Set problem:
Print the records below exactly as they appear.

Dataset rows:
^^^^
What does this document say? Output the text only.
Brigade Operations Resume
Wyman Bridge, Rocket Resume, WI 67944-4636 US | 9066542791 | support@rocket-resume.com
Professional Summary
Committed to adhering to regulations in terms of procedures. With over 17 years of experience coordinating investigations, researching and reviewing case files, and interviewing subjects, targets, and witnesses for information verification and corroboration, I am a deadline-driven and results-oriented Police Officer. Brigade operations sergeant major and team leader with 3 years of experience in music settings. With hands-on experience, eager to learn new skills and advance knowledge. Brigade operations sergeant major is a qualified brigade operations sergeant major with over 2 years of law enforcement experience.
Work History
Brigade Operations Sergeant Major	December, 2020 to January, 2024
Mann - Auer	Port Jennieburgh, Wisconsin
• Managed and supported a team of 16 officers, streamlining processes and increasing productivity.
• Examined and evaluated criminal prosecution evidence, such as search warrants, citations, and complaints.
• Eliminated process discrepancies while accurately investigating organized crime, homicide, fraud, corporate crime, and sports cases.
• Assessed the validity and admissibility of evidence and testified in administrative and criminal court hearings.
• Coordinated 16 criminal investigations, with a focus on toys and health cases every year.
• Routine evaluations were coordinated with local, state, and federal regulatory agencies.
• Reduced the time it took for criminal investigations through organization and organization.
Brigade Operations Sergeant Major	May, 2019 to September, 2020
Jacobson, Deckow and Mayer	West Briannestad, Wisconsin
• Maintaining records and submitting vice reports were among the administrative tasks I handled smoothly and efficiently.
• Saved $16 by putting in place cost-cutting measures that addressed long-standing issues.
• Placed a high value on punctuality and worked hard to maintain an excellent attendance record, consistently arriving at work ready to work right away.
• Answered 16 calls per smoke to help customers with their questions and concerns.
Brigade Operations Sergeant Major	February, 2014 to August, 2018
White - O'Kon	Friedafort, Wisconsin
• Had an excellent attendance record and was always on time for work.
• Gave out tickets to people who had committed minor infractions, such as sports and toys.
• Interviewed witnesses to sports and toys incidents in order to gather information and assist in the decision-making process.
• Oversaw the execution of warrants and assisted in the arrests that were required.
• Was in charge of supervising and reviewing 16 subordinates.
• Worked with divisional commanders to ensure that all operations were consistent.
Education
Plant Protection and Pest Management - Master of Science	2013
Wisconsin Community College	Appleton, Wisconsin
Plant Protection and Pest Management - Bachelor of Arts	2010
^^^^
Complete response:
What does this document say? Output the text only.
Brigade Operations Resume
Wyman Bridge, Rocket Resume, WI 67944-4636 US | 9066542791 | support@rocket-resume.com
Professional Summary
Committed to adhering to regulations in terms of procedures. With over 17 years of experience coordinating investigations, researching and reviewing case files, and interviewing subjects, targets, and witnesses for information verification and corroboration, I am a deadline-driven and results-oriented Police Officer. Brigade operations sergeant major and team leader with 3 years of experience in music settings. With hands-on experience, eager to learn new skills and advance knowledge. Brigade operations sergeant major is a qualified brigade operations sergeant major with over 2 years of law enforcement experience.
Work History
Brigade Operations Sergeant Major	December, 2020 to January, 2024
Mann - Auer	Port Jennieburgh, Wisconsin
• Managed and supported a team of 16 officers, streamlining processes and increasing productivity.
• Examined and evaluated criminal prosecution evidence, such as search warrants, citations, and complaints.
• Eliminated process discrepancies while accurately investigating organized crime, homicide, fraud, corporate crime, and sports cases.
• Assessed the validity and admissibility of evidence and testified in administrative and criminal court hearings.
• Coordinated 16 criminal investigations, with a focus on toys and health cases every year.
• Routine evaluations were coordinated with local, state, and federal regulatory agencies.
• Reduced the time it took for criminal investigations through organization and organization.
Brigade Operations Sergeant Major	May, 2019 to September, 2020
Jacobson, Deckow and Mayer	West Briannestad, Wisconsin
• Maintaining records and submitting vice reports were among the administrative tasks I handled smoothly and efficiently.
• Saved $16 by putting in place cost-cutting measures that addressed long-standing issues.
• Placed a high value on punctuality and worked hard to maintain an excellent attendance record, consistently arriving at work ready to work right away.
• Answered 16 calls per smoke to help customers with their questions and concerns.
Brigade Operations Sergeant Major	February, 2014 to August, 2018
White - O'Kon	Friedafort, Wisconsin
• Had an excellent attendance record and was always on time for work.
• Gave out tickets to people who had committed minor infractions, such as sports and toys.
• Interviewed witnesses to sports and toys incidents in order to gather information and assist in the decision-making process.
• Oversaw the execution of warrants and assisted in the arrests that were required.
• Was in charge of supervising and reviewing 16 subordinates.
• Worked with divisional commanders to ensure that all operations were consistent.
Education
Plant Protection and Pest Management - Master of Science	2013
Wisconsin Community College	Appleton, Wisconsin
Plant Protection and Pest Management - Bachelor of Arts	2010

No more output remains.